#### Yazılı görev 1:
İç ve dış etkenler üzerine yazıdaki "Muhammed İkbal, İran'da" sözlerinden başlayıp "sonucunda ortaya çıkabilir." sözlerine kadar olan kısmı, bu sözler de dahil olmak üzere, hiç değiştirmeden yeniden yaz.
#### Yazılı görev 2:
İç ve dış etkenler üzerine yazıya göre Muhammed İkbal'in aktarılan sözü hangi eserinde geçiyor?
#### Yazılı görev 3:
İç ve dış etkenler üzerine yazının kaldığı yerden sonraki kısmını yazarak tamamla.

Muhammed İkbal, İran'da Metafizik Düşüncenin Gelişimi isimli küçük, fakat önemli eserinde şöyle demektedir: "Herhangi bir bölgedeki bir olgunun zuhûrunu sadece dış âmillere dayandırarak, dâhilî sebepleri ihmal etmek doğru değildir." diyordu. Bu sebep; toplumların yapısında, kendi içinde ürettiği değerlerin, anlamlı kıldığı düşüncelerin sadece dış etkenlerin baskısından oluştuğunu söylemenin, o toplumun ürettiği değerleri yok saymak ile eş değer olduğunu bilmemiz gerektiğini vurgulamaktadır. Yani, etkinin (olgunun zuhûruna sebep) salt dışarıdan ithal edilemeyeceğini ifade etmektedir. Ancak olgunun zuhûru, o toplumun içinde anlam bulan bir şeye veya ihtiyaca konu-konuk olacak sebeplerin etkisi sonucunda ortaya çıkabilir.
Tam tersi durum ise; o toplumun ürettiği kültürü salt kendinden bilmek, toplumların birbiriyle olan iletişim ve etkileşimi yok saymaya götüren sorunlu bir düşünceyi üretir. Dahası sosyal bir varlık olan insanın modern çağda olgulara, bilgilere kulağını ve gözünü kapattığı anlamına gelir ki, bunun varsayımı bile sorunu daha da karmaşık hale getirmektedir. Olumlu ve olumsuz etkilenmeleri, hem kendi içimizden hem de kendi dışımızdan gelen olgularla şekillendiğini ama asıl belirleyici olanın kendi yaşadığımız toplumun iç dinamikleri (değerlerle ilişkisi) olduğunu altını çizmek gerekmektedir. Sizde olmayanı kimsenin diriltmeye gücü yetmeyeceği gibi, sizde olanı da kimsenin dışarıdan bir müdahale ile silemeyeceğini bilmemiz bir bilinç inşasıdır.

Çıkarılmış veri kayıtları:
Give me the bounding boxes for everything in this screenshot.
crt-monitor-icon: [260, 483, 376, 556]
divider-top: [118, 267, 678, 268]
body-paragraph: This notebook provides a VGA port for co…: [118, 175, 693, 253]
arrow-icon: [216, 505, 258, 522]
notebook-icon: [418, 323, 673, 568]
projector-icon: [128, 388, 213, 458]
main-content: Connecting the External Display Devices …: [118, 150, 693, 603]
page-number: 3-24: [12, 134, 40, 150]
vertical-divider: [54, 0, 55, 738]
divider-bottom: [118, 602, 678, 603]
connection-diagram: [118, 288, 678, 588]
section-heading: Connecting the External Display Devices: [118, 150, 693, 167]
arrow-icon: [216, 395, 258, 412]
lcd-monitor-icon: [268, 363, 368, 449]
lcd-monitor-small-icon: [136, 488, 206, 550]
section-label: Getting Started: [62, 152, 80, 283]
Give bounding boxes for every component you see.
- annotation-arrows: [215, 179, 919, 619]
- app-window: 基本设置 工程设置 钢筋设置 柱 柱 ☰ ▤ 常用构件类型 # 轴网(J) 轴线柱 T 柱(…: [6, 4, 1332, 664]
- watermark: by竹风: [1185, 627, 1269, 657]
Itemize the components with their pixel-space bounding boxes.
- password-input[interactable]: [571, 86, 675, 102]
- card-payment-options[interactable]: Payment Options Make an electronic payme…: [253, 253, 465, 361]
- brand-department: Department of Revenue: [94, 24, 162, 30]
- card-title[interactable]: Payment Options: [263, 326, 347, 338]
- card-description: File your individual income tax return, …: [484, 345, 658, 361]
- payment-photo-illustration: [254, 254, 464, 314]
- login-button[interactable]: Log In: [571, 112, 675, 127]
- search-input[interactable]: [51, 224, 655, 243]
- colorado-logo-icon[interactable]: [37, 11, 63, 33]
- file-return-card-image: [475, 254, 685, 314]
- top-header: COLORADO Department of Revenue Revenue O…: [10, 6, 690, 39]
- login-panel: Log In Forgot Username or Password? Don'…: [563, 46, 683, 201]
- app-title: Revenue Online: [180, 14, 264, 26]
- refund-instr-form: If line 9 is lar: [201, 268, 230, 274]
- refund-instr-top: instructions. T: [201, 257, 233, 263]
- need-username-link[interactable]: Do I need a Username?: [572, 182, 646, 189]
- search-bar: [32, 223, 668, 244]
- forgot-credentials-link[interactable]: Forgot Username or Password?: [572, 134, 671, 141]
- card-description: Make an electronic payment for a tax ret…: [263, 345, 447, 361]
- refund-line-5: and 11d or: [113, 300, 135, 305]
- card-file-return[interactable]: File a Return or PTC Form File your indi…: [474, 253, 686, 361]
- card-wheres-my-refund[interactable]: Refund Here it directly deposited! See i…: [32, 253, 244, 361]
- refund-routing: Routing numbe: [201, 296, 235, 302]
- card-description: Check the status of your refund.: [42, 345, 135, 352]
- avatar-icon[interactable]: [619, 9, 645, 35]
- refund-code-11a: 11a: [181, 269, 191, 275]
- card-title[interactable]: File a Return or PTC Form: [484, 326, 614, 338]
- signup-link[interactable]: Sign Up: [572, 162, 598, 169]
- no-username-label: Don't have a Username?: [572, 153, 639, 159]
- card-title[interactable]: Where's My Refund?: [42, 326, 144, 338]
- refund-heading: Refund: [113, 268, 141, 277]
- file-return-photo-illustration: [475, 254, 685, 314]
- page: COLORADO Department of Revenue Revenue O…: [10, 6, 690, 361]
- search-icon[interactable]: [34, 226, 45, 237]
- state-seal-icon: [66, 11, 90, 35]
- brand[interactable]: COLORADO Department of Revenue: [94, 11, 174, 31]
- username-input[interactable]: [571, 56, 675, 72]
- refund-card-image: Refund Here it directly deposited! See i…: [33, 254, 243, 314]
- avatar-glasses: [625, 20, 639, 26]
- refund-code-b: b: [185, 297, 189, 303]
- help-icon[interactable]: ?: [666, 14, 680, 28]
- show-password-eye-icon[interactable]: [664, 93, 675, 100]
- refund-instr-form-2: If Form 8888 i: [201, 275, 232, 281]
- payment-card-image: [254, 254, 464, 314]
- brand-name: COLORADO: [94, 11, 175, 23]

#### Yazılı yanıt 1:
Muhammed İkbal, İran'da Metafizik Düşüncenin Gelişimi isimli küçük, fakat önemli eserinde şöyle demektedir: "Herhangi bir bölgedeki bir olgunun zuhûrunu sadece dış âmillere dayandırarak, dâhilî sebepleri ihmal etmek doğru değildir." diyordu. Bu sebep; toplumların yapısında, kendi içinde ürettiği değerlerin, anlamlı kıldığı düşüncelerin sadece dış etkenlerin baskısından oluştuğunu söylemenin, o toplumun ürettiği değerleri yok saymak ile eş değer olduğunu bilmemiz gerektiğini vurgulamaktadır. Yani, etkinin (olgunun zuhûruna sebep) salt dışarıdan ithal edilemeyeceğini ifade etmektedir. Ancak olgunun zuhûru, o toplumun içinde anlam bulan bir şeye veya ihtiyaca konu-konuk olacak sebeplerin etkisi sonucunda ortaya çıkabilir.

#### Yazılı yanıt 2:
İran'da Metafizik Düşüncenin Gelişimi

#### Yazılı yanıt 3:
Muhammed İkbal tamda bu manada; "İnsanlar üzerinde etki eden her düşünce onlara tam ulaşmadan değer kazanamaz. Hâricî bir âmil onu uyandırabilir, fakat yoktan var edemez." demektedir. Toplumun ruhunda, kılcal damarlarında saklı olmayan hiçbir değer veya düşünce, kendi ihtiyaçlarından kaynaklanmayan hiçbir ideoloji, kendi hayal dünyasının unsuru olmayan hiçbir paradigma toplumun elinde çiçek açamaz, o toplumun topraklarında doğum sancısı gibi yeniden bir doğuşu arzulayamaz. Değişim ve dönüşüm zoraki koşuların ve baskıların ürünü değildir. O toplumun istek, arzu, ideal ve ihtiyaçlarının bileşimidir. Zoraki ve baskı değişimi, toplumların kendi değerlerini parantez içine alabilir ve fetret devri yaşatabilir. Lakin, özlerine olan sadakatini ve susamışlığını asla öteleyemez. Hele ki hakikat ile hemhal olan bir toplumdan bahsediyorsak…
Hayat insana her gün aynı sözcükle "merhaba" dese de, aynı değerde (artı-eksi) ve aynı anı dondurulmuş bir zaman kesiti olarak bizimle paylaşmaz. Akıp giden zaman tünelinde, insanın durduğu zemin ile yaşadığı hal üzerinden seslenir. Bir toplumu anlamak ve değer atfetmekte, toplumun durduğu bu zemini ve o yaşamak iddiasında bulunduğu hayatı doğru algılamak ve anlamak arasındaki çizgide birleşmektedir. Bu yüzden çoğumuz bir toplumu değerlendirirken; "Bir toplumda ortaya çıkan akli bir fenomen veya gelişimin anlaşılmasının ancak o olgunun ortaya çıktığı toplumun yaşadığı siyasî, sosyal, zihnî ve dinî şartlara bağlı olduğunu unuttular." Sözünü hep ıska geçtik. Kendi kalıpsal ön yargılarımızı, güncel olmayan bilgi birikimimizi, evrensel olmayan bakış açılarımızı, dogmatik inanma biçimlerimizi, ideolojik ideallerimizi bu toplumların üzerinde demokrasi kılıcı gibi sallandırdık ama çıkan sonuçlardan kendimizi hep beri tutma refleksi geliştirdik. Toplumlar hem gelişiyor hem de değişiyor. M.İkbal'in bu sosyolojik tahlilin geçtiği zaman diliminden bu zamana çok şeyler gelip geçti.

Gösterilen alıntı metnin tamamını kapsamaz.